*RECORDS PROVIDED*.
--- BEGIN ---

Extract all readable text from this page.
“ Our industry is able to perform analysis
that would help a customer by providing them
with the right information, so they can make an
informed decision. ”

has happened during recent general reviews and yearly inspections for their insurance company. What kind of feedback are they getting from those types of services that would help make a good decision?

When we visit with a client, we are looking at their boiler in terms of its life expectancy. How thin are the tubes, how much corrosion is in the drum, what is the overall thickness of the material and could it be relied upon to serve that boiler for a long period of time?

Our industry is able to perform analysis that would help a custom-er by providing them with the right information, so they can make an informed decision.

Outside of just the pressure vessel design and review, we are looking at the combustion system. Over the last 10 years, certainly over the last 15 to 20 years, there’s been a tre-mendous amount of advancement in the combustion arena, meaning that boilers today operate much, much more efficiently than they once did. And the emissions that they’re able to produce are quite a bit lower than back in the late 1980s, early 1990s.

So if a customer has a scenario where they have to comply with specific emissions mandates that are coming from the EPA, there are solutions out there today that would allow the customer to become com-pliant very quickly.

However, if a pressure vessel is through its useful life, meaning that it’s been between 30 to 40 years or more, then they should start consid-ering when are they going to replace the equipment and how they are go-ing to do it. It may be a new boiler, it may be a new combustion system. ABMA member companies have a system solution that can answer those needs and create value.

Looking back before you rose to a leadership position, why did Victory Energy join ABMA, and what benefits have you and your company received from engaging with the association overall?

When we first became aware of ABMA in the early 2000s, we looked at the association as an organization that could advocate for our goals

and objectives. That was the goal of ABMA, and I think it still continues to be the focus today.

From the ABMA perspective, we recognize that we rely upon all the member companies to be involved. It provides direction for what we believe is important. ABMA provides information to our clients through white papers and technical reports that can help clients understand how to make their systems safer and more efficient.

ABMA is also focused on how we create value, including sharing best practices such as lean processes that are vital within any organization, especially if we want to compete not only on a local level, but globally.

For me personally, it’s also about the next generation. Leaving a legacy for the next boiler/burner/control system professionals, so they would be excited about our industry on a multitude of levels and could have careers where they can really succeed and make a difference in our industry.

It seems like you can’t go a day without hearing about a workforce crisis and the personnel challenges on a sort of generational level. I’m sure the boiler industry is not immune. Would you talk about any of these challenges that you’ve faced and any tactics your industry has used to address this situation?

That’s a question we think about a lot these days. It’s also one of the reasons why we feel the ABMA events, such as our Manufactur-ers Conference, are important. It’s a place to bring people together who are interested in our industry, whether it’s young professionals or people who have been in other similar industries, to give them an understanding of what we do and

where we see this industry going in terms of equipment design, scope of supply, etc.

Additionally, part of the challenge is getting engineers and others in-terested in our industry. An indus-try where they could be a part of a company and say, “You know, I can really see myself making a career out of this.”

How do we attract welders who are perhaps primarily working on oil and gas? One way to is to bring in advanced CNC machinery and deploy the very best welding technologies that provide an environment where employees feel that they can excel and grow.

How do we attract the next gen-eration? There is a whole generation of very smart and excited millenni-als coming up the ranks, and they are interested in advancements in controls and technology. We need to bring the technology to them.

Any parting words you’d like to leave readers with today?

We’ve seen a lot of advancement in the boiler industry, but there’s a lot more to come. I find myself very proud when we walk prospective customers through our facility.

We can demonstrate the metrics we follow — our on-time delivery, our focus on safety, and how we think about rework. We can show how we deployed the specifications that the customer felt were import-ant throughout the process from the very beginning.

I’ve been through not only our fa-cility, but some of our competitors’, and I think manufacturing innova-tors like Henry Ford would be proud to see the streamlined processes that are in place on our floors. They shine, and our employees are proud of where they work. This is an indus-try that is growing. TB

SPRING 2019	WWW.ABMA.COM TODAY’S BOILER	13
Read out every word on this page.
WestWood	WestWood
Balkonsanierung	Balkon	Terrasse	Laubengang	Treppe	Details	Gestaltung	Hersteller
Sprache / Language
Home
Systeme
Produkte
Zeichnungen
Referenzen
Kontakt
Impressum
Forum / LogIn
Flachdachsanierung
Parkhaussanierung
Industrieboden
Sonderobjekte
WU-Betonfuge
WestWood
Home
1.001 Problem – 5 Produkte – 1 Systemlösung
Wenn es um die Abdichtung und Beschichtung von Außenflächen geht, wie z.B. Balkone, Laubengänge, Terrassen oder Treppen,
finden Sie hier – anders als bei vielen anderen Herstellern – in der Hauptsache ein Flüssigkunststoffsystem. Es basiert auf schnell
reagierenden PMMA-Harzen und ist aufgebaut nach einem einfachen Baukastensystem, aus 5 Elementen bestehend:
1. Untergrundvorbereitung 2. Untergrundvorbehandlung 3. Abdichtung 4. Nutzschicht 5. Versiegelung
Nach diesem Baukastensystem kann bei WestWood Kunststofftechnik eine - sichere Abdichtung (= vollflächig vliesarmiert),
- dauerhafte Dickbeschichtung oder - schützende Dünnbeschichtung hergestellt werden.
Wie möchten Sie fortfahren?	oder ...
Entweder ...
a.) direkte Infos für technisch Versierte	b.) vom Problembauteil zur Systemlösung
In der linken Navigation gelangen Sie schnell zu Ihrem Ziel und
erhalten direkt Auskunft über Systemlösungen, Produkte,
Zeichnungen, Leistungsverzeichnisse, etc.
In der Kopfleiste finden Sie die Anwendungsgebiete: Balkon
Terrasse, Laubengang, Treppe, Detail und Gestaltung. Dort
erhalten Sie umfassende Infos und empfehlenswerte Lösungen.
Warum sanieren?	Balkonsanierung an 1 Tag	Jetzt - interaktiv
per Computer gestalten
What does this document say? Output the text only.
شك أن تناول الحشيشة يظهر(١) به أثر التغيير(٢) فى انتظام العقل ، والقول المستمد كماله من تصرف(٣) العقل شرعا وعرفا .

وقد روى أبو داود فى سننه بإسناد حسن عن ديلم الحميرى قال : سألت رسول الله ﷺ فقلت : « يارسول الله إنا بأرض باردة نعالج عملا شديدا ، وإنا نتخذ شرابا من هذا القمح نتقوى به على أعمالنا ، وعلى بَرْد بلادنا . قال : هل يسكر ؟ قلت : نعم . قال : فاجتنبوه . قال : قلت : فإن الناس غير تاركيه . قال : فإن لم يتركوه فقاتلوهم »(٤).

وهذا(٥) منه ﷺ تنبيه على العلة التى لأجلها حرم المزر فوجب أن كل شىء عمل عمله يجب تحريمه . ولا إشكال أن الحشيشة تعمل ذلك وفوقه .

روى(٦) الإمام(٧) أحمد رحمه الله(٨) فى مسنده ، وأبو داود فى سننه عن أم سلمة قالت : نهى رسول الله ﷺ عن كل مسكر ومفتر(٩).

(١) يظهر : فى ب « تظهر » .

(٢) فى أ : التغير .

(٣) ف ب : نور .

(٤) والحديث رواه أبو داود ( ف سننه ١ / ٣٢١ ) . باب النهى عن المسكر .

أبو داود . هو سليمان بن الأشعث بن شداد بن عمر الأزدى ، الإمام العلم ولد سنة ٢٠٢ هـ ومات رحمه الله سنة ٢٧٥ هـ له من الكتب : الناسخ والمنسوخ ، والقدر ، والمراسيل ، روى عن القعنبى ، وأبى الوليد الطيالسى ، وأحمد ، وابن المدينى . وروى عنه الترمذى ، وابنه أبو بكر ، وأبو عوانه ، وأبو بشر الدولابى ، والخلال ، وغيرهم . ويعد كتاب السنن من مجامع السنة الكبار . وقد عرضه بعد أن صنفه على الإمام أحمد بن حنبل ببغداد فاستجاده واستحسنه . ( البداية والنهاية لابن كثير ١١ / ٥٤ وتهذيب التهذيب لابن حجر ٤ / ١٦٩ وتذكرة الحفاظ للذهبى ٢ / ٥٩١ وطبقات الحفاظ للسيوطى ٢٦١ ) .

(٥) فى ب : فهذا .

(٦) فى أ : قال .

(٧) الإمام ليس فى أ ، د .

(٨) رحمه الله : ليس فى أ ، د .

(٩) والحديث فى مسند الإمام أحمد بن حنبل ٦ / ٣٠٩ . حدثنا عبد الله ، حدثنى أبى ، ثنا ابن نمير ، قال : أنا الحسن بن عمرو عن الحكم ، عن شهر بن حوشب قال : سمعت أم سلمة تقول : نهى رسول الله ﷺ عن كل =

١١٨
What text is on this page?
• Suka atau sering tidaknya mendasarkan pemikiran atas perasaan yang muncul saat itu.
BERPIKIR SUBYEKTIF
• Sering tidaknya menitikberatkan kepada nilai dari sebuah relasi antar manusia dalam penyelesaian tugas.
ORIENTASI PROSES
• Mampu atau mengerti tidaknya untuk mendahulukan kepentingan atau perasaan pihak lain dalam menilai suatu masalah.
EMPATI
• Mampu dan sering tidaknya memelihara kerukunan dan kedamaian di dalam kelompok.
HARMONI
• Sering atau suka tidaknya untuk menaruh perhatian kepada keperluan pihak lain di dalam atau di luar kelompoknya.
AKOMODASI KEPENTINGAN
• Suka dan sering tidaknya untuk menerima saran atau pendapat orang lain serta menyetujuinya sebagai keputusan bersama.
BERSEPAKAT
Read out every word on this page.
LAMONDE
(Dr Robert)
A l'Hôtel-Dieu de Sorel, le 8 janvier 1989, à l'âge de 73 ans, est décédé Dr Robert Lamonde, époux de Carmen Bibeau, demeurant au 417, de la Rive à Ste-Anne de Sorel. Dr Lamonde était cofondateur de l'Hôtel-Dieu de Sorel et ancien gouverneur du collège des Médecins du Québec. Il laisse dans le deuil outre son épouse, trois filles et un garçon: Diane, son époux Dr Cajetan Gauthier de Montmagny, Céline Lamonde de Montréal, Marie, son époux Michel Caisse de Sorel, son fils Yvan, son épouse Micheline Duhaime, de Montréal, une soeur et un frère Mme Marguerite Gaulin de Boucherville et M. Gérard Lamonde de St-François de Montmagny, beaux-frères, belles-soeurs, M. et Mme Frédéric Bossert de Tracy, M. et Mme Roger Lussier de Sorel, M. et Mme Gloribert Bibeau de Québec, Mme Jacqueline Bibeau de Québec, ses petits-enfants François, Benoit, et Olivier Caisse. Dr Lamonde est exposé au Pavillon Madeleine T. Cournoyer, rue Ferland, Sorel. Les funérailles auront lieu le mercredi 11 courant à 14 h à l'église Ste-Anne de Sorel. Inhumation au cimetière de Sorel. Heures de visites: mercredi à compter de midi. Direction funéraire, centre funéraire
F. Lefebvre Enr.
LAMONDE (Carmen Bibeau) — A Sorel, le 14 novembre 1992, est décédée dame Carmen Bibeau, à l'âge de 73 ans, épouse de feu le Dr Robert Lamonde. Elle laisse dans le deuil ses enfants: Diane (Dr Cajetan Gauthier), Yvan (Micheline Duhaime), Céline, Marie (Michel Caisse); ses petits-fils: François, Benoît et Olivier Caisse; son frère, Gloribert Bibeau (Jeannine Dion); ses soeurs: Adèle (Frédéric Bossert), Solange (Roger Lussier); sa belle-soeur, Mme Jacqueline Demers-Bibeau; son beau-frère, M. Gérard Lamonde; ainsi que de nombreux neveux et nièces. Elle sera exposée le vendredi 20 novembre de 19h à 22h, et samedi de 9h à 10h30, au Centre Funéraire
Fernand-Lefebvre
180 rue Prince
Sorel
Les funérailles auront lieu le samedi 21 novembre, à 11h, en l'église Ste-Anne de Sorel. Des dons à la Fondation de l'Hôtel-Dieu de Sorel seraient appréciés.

--- END ---

*WRITTEN PROBLEM*. Which lines above hold the word "Mampu"? Copy each of them.

*COMPLETED EXERCISE*.
• Mampu atau mengerti tidaknya untuk mendahulukan kepentingan atau perasaan pihak lain dalam menilai suatu masalah.
• Mampu dan sering tidaknya memelihara kerukunan dan kedamaian di dalam kelompok.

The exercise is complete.